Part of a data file
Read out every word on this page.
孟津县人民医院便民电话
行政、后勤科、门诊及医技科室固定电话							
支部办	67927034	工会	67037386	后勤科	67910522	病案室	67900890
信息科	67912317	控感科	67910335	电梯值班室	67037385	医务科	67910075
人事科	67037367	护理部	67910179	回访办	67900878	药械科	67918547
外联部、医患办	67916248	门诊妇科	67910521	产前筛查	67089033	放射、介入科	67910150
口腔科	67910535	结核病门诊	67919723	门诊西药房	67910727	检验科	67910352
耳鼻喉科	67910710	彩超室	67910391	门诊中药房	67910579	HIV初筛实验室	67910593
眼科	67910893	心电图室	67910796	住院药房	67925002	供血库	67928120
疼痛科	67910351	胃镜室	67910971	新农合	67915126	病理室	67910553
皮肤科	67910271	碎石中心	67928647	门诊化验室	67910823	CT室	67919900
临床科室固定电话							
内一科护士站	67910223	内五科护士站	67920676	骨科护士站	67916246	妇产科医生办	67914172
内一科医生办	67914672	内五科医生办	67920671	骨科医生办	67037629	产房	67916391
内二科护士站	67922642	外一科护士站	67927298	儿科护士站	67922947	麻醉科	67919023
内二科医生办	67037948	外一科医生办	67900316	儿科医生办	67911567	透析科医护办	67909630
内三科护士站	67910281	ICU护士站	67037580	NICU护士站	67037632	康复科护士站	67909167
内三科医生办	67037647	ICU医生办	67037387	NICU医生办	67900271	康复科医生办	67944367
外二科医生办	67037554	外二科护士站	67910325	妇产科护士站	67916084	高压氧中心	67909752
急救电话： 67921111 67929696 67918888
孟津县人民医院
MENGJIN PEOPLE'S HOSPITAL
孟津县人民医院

- _Problem_:
Quote the data above in full, changing nothing.

- _Result of the task_:
Read out every word on this page.
孟津县人民医院便民电话
行政、后勤科、门诊及医技科室固定电话							
支部办	67927034	工会	67037386	后勤科	67910522	病案室	67900890
信息科	67912317	控感科	67910335	电梯值班室	67037385	医务科	67910075
人事科	67037367	护理部	67910179	回访办	67900878	药械科	67918547
外联部、医患办	67916248	门诊妇科	67910521	产前筛查	67089033	放射、介入科	67910150
口腔科	67910535	结核病门诊	67919723	门诊西药房	67910727	检验科	67910352
耳鼻喉科	67910710	彩超室	67910391	门诊中药房	67910579	HIV初筛实验室	67910593
眼科	67910893	心电图室	67910796	住院药房	67925002	供血库	67928120
疼痛科	67910351	胃镜室	67910971	新农合	67915126	病理室	67910553
皮肤科	67910271	碎石中心	67928647	门诊化验室	67910823	CT室	67919900
临床科室固定电话							
内一科护士站	67910223	内五科护士站	67920676	骨科护士站	67916246	妇产科医生办	67914172
内一科医生办	67914672	内五科医生办	67920671	骨科医生办	67037629	产房	67916391
内二科护士站	67922642	外一科护士站	67927298	儿科护士站	67922947	麻醉科	67919023
内二科医生办	67037948	外一科医生办	67900316	儿科医生办	67911567	透析科医护办	67909630
内三科护士站	67910281	ICU护士站	67037580	NICU护士站	67037632	康复科护士站	67909167
内三科医生办	67037647	ICU医生办	67037387	NICU医生办	67900271	康复科医生办	67944367
外二科医生办	67037554	外二科护士站	67910325	妇产科护士站	67916084	高压氧中心	67909752
急救电话： 67921111 67929696 67918888
孟津县人民医院
MENGJIN PEOPLE'S HOSPITAL
孟津县人民医院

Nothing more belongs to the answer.